[Records that describe figures]
>>>

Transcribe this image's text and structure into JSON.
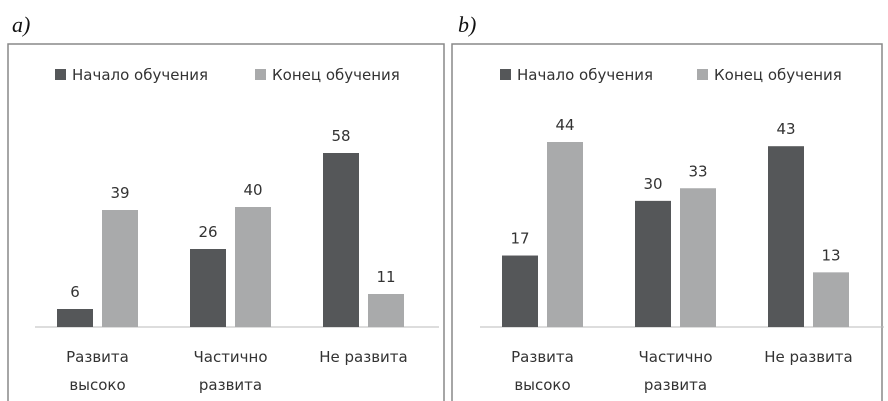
{
  "chart_data": [
    {
      "type": "bar",
      "title": "a)",
      "categories": [
        "Развита\nвысоко",
        "Частично\nразвита",
        "Не развита"
      ],
      "series": [
        {
          "name": "Начало обучения",
          "color": "#555759",
          "values": [
            6,
            26,
            58
          ]
        },
        {
          "name": "Конец обучения",
          "color": "#a9aaab",
          "values": [
            39,
            40,
            11
          ]
        }
      ]
    },
    {
      "type": "bar",
      "title": "b)",
      "categories": [
        "Развита\nвысоко",
        "Частично\nразвита",
        "Не развита"
      ],
      "series": [
        {
          "name": "Начало обучения",
          "color": "#555759",
          "values": [
            17,
            30,
            43
          ]
        },
        {
          "name": "Конец обучения",
          "color": "#a9aaab",
          "values": [
            44,
            33,
            13
          ]
        }
      ]
    }
  ]
}
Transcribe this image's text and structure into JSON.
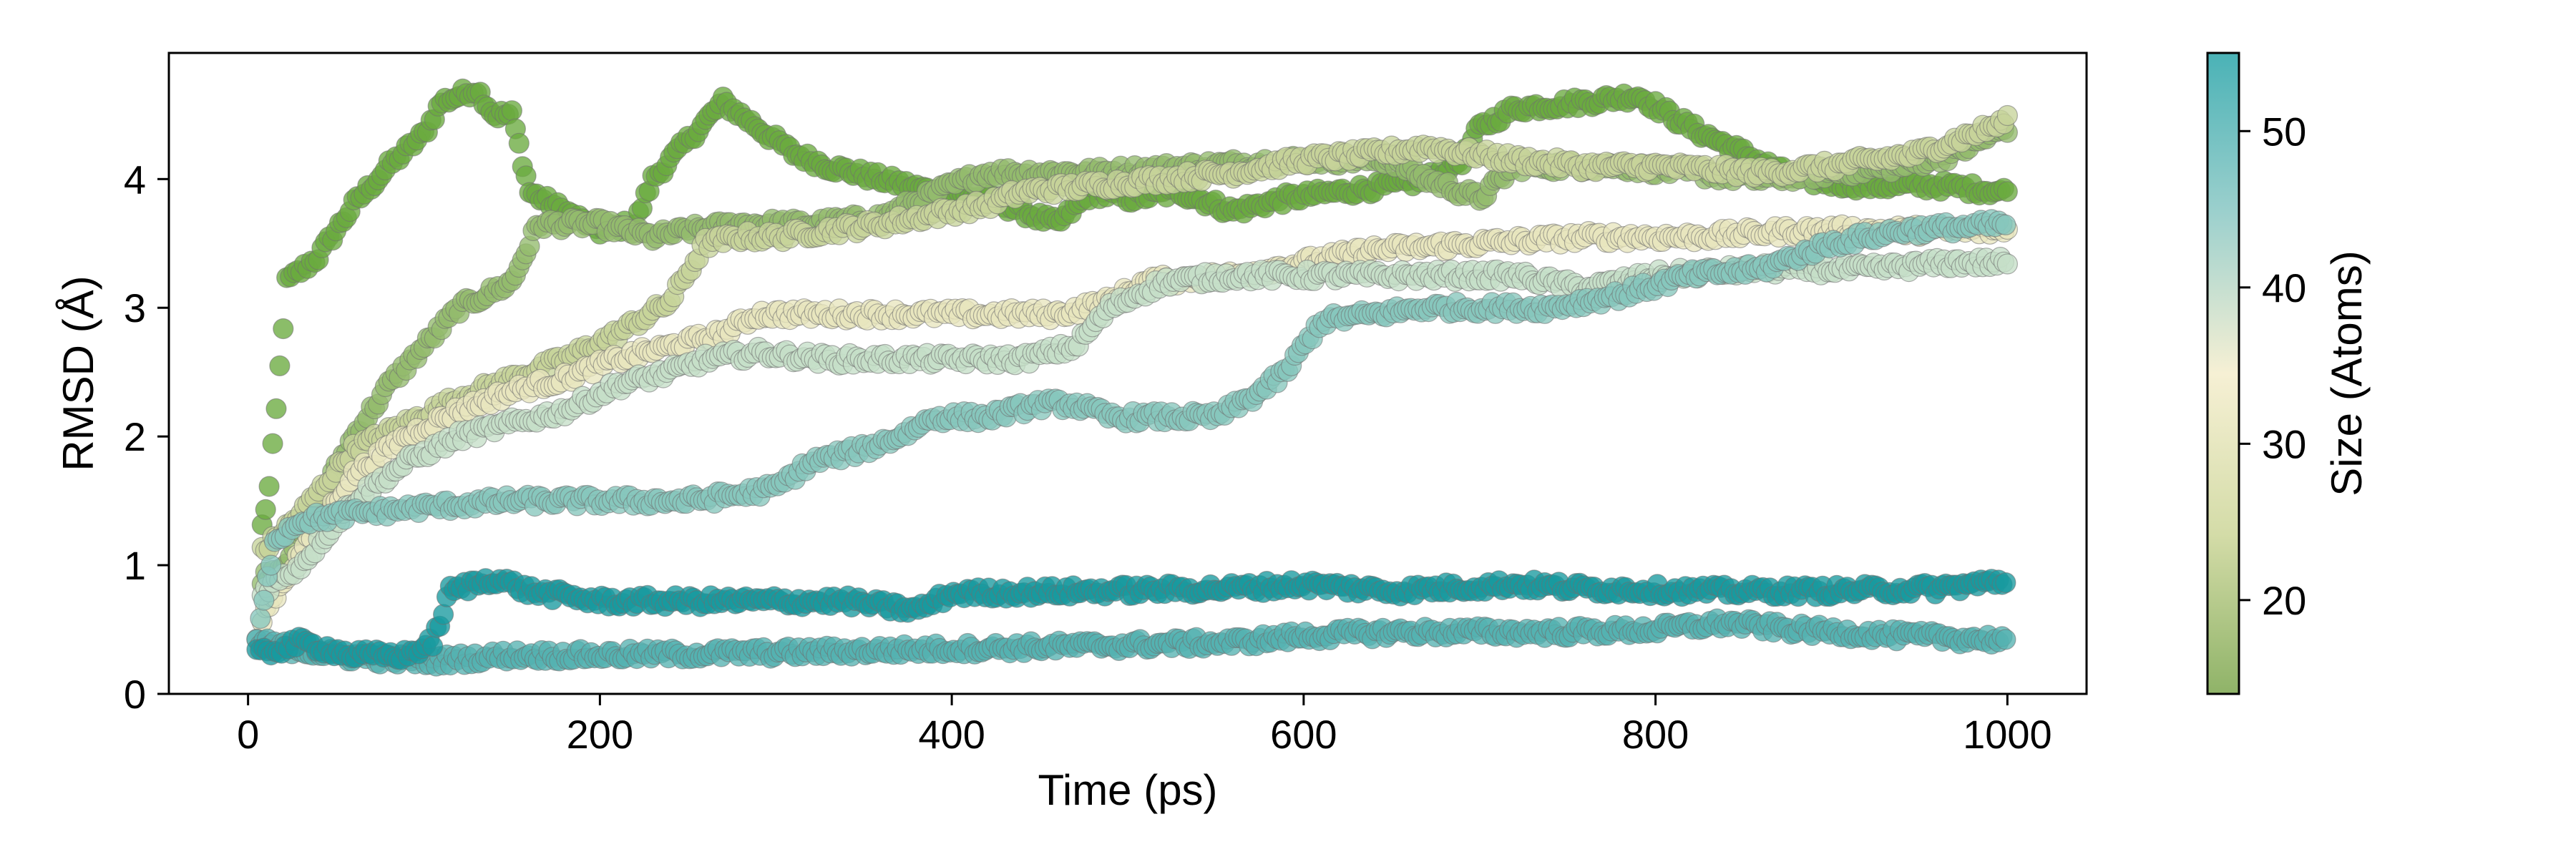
{
  "chart_data": {
    "type": "scatter",
    "title": "",
    "xlabel": "Time (ps)",
    "ylabel": "RMSD (Å)",
    "xlim": [
      -45,
      1045
    ],
    "ylim": [
      0,
      4.98
    ],
    "xticks": [
      0,
      200,
      400,
      600,
      800,
      1000
    ],
    "yticks": [
      0,
      1,
      2,
      3,
      4
    ],
    "grid": false,
    "legend": "none",
    "colorbar": {
      "label": "Size (Atoms)",
      "range": [
        14,
        55
      ],
      "ticks": [
        20,
        30,
        40,
        50
      ],
      "colormap": [
        "#8fb368",
        "#d4dca8",
        "#f6f0d4",
        "#9cd0cd",
        "#4ab2b6"
      ]
    },
    "marker_edge_color": "#6f6f6f",
    "series": [
      {
        "size": 16,
        "color": "#6aab3f",
        "keypoints": [
          [
            8,
            1.3
          ],
          [
            12,
            1.6
          ],
          [
            16,
            2.2
          ],
          [
            22,
            3.2
          ],
          [
            40,
            3.4
          ],
          [
            60,
            3.8
          ],
          [
            80,
            4.1
          ],
          [
            100,
            4.35
          ],
          [
            110,
            4.6
          ],
          [
            130,
            4.7
          ],
          [
            140,
            4.5
          ],
          [
            150,
            4.5
          ],
          [
            160,
            3.9
          ],
          [
            180,
            3.75
          ],
          [
            200,
            3.6
          ],
          [
            220,
            3.65
          ],
          [
            230,
            4.0
          ],
          [
            250,
            4.3
          ],
          [
            270,
            4.6
          ],
          [
            290,
            4.4
          ],
          [
            310,
            4.2
          ],
          [
            330,
            4.1
          ],
          [
            360,
            4.0
          ],
          [
            390,
            3.9
          ],
          [
            420,
            3.85
          ],
          [
            440,
            3.75
          ],
          [
            460,
            3.65
          ],
          [
            480,
            3.9
          ],
          [
            500,
            3.85
          ],
          [
            530,
            3.9
          ],
          [
            560,
            3.75
          ],
          [
            590,
            3.85
          ],
          [
            620,
            3.9
          ],
          [
            650,
            3.95
          ],
          [
            670,
            4.0
          ],
          [
            690,
            4.15
          ],
          [
            700,
            4.4
          ],
          [
            720,
            4.55
          ],
          [
            760,
            4.6
          ],
          [
            790,
            4.65
          ],
          [
            820,
            4.4
          ],
          [
            850,
            4.2
          ],
          [
            880,
            4.0
          ],
          [
            920,
            3.95
          ],
          [
            960,
            3.95
          ],
          [
            1000,
            3.9
          ]
        ]
      },
      {
        "size": 19,
        "color": "#93bb6d",
        "keypoints": [
          [
            8,
            0.9
          ],
          [
            20,
            1.0
          ],
          [
            40,
            1.5
          ],
          [
            60,
            2.0
          ],
          [
            80,
            2.4
          ],
          [
            100,
            2.7
          ],
          [
            120,
            3.0
          ],
          [
            150,
            3.2
          ],
          [
            165,
            3.65
          ],
          [
            200,
            3.65
          ],
          [
            230,
            3.55
          ],
          [
            250,
            3.6
          ],
          [
            280,
            3.65
          ],
          [
            320,
            3.65
          ],
          [
            360,
            3.7
          ],
          [
            400,
            3.95
          ],
          [
            420,
            4.05
          ],
          [
            480,
            4.05
          ],
          [
            540,
            4.1
          ],
          [
            600,
            4.15
          ],
          [
            650,
            4.15
          ],
          [
            670,
            4.0
          ],
          [
            700,
            3.85
          ],
          [
            720,
            4.1
          ],
          [
            780,
            4.1
          ],
          [
            820,
            4.05
          ],
          [
            860,
            4.0
          ],
          [
            900,
            4.05
          ],
          [
            940,
            4.1
          ],
          [
            970,
            4.2
          ],
          [
            1000,
            4.4
          ]
        ]
      },
      {
        "size": 26,
        "color": "#c6d49a",
        "keypoints": [
          [
            8,
            1.1
          ],
          [
            30,
            1.4
          ],
          [
            60,
            1.9
          ],
          [
            90,
            2.1
          ],
          [
            120,
            2.3
          ],
          [
            150,
            2.45
          ],
          [
            180,
            2.6
          ],
          [
            210,
            2.8
          ],
          [
            240,
            3.05
          ],
          [
            260,
            3.5
          ],
          [
            280,
            3.55
          ],
          [
            300,
            3.55
          ],
          [
            330,
            3.6
          ],
          [
            360,
            3.65
          ],
          [
            380,
            3.7
          ],
          [
            400,
            3.75
          ],
          [
            420,
            3.8
          ],
          [
            440,
            3.9
          ],
          [
            480,
            3.95
          ],
          [
            520,
            4.0
          ],
          [
            560,
            4.05
          ],
          [
            600,
            4.15
          ],
          [
            640,
            4.2
          ],
          [
            670,
            4.25
          ],
          [
            720,
            4.15
          ],
          [
            760,
            4.1
          ],
          [
            800,
            4.1
          ],
          [
            860,
            4.05
          ],
          [
            900,
            4.1
          ],
          [
            950,
            4.2
          ],
          [
            1000,
            4.45
          ]
        ]
      },
      {
        "size": 32,
        "color": "#e8e6be",
        "keypoints": [
          [
            8,
            0.6
          ],
          [
            30,
            1.1
          ],
          [
            60,
            1.7
          ],
          [
            90,
            2.0
          ],
          [
            120,
            2.2
          ],
          [
            150,
            2.35
          ],
          [
            180,
            2.45
          ],
          [
            210,
            2.6
          ],
          [
            240,
            2.7
          ],
          [
            270,
            2.8
          ],
          [
            290,
            2.95
          ],
          [
            340,
            2.95
          ],
          [
            400,
            2.95
          ],
          [
            460,
            2.95
          ],
          [
            490,
            3.05
          ],
          [
            510,
            3.2
          ],
          [
            560,
            3.25
          ],
          [
            600,
            3.35
          ],
          [
            640,
            3.45
          ],
          [
            700,
            3.5
          ],
          [
            760,
            3.55
          ],
          [
            820,
            3.55
          ],
          [
            880,
            3.6
          ],
          [
            940,
            3.6
          ],
          [
            1000,
            3.6
          ]
        ]
      },
      {
        "size": 38,
        "color": "#c5dfc8",
        "keypoints": [
          [
            8,
            0.8
          ],
          [
            30,
            1.0
          ],
          [
            60,
            1.5
          ],
          [
            90,
            1.8
          ],
          [
            120,
            2.0
          ],
          [
            150,
            2.1
          ],
          [
            180,
            2.2
          ],
          [
            210,
            2.4
          ],
          [
            240,
            2.5
          ],
          [
            260,
            2.6
          ],
          [
            290,
            2.65
          ],
          [
            330,
            2.6
          ],
          [
            370,
            2.6
          ],
          [
            400,
            2.6
          ],
          [
            440,
            2.6
          ],
          [
            470,
            2.7
          ],
          [
            490,
            3.0
          ],
          [
            520,
            3.2
          ],
          [
            560,
            3.25
          ],
          [
            600,
            3.25
          ],
          [
            660,
            3.25
          ],
          [
            720,
            3.25
          ],
          [
            760,
            3.15
          ],
          [
            800,
            3.25
          ],
          [
            860,
            3.3
          ],
          [
            920,
            3.3
          ],
          [
            970,
            3.35
          ],
          [
            1000,
            3.35
          ]
        ]
      },
      {
        "size": 45,
        "color": "#86c7bd",
        "keypoints": [
          [
            5,
            0.4
          ],
          [
            15,
            1.2
          ],
          [
            30,
            1.35
          ],
          [
            60,
            1.4
          ],
          [
            100,
            1.45
          ],
          [
            150,
            1.5
          ],
          [
            200,
            1.5
          ],
          [
            250,
            1.5
          ],
          [
            280,
            1.55
          ],
          [
            300,
            1.6
          ],
          [
            320,
            1.8
          ],
          [
            350,
            1.9
          ],
          [
            370,
            2.0
          ],
          [
            390,
            2.15
          ],
          [
            420,
            2.15
          ],
          [
            450,
            2.25
          ],
          [
            470,
            2.25
          ],
          [
            490,
            2.15
          ],
          [
            520,
            2.15
          ],
          [
            550,
            2.15
          ],
          [
            570,
            2.3
          ],
          [
            590,
            2.5
          ],
          [
            610,
            2.9
          ],
          [
            640,
            2.95
          ],
          [
            670,
            3.0
          ],
          [
            700,
            3.0
          ],
          [
            740,
            3.0
          ],
          [
            780,
            3.1
          ],
          [
            820,
            3.25
          ],
          [
            860,
            3.3
          ],
          [
            900,
            3.5
          ],
          [
            940,
            3.6
          ],
          [
            1000,
            3.65
          ]
        ]
      },
      {
        "size": 52,
        "color": "#54b2b1",
        "keypoints": [
          [
            5,
            0.4
          ],
          [
            50,
            0.3
          ],
          [
            100,
            0.25
          ],
          [
            150,
            0.3
          ],
          [
            200,
            0.3
          ],
          [
            300,
            0.32
          ],
          [
            400,
            0.35
          ],
          [
            500,
            0.38
          ],
          [
            560,
            0.4
          ],
          [
            600,
            0.45
          ],
          [
            650,
            0.48
          ],
          [
            700,
            0.48
          ],
          [
            750,
            0.48
          ],
          [
            800,
            0.5
          ],
          [
            840,
            0.55
          ],
          [
            880,
            0.5
          ],
          [
            940,
            0.45
          ],
          [
            1000,
            0.42
          ]
        ]
      },
      {
        "size": 55,
        "color": "#189a9f",
        "keypoints": [
          [
            5,
            0.3
          ],
          [
            30,
            0.4
          ],
          [
            60,
            0.3
          ],
          [
            90,
            0.3
          ],
          [
            105,
            0.4
          ],
          [
            115,
            0.8
          ],
          [
            140,
            0.9
          ],
          [
            160,
            0.8
          ],
          [
            200,
            0.72
          ],
          [
            280,
            0.72
          ],
          [
            340,
            0.72
          ],
          [
            380,
            0.65
          ],
          [
            400,
            0.78
          ],
          [
            480,
            0.8
          ],
          [
            560,
            0.82
          ],
          [
            600,
            0.85
          ],
          [
            650,
            0.8
          ],
          [
            720,
            0.85
          ],
          [
            760,
            0.82
          ],
          [
            820,
            0.8
          ],
          [
            900,
            0.8
          ],
          [
            960,
            0.82
          ],
          [
            1000,
            0.88
          ]
        ]
      }
    ]
  }
}
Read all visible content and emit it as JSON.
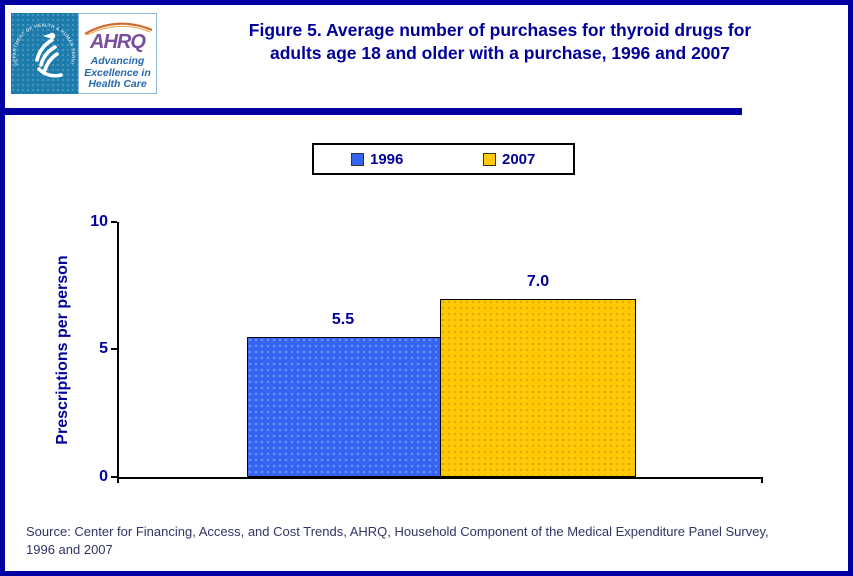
{
  "header": {
    "logo": {
      "seal_text": "DEPARTMENT OF HEALTH & HUMAN SERVICES • USA",
      "brand": "AHRQ",
      "tagline": [
        "Advancing",
        "Excellence in",
        "Health Care"
      ]
    },
    "title_lines": [
      "Figure 5. Average number of purchases for thyroid drugs for",
      "adults age 18 and older with a purchase, 1996 and 2007"
    ]
  },
  "legend": {
    "items": [
      {
        "label": "1996",
        "color": "#3564F2"
      },
      {
        "label": "2007",
        "color": "#FFC905"
      }
    ]
  },
  "chart_data": {
    "type": "bar",
    "title": "Figure 5. Average number of purchases for thyroid drugs for adults age 18 and older with a purchase, 1996 and 2007",
    "categories": [
      "1996",
      "2007"
    ],
    "values": [
      5.5,
      7.0
    ],
    "value_labels": [
      "5.5",
      "7.0"
    ],
    "xlabel": "",
    "ylabel": "Prescriptions per person",
    "ylim": [
      0,
      10
    ],
    "yticks": [
      0,
      5,
      10
    ],
    "ytick_labels_top_to_bottom": [
      "10",
      "5",
      "0"
    ],
    "series_colors": [
      "#3564F2",
      "#FFC905"
    ],
    "grid": false,
    "legend_position": "top-center"
  },
  "footer": {
    "source_lines": [
      "Source: Center for Financing, Access, and Cost Trends, AHRQ, Household Component of the Medical Expenditure Panel Survey,",
      "1996 and 2007"
    ]
  },
  "colors": {
    "accent_navy": "#00009B",
    "frame_navy": "#0101A3",
    "footer_text": "#333366",
    "bar_blue": "#3564F2",
    "bar_gold": "#FFC905",
    "seal_background": "#1E7CAD",
    "ahrq_purple": "#7A4E9C",
    "tagline_blue": "#2669AE"
  }
}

<<<

> TASK OBJECTIVE
Search the records for the word "ylabel". Copy every line that has it.

> SOLUTION FOR THIS PROBLEM
    "ylabel": "RMSD (Å)",
    "ylabel": "Prescriptions per person",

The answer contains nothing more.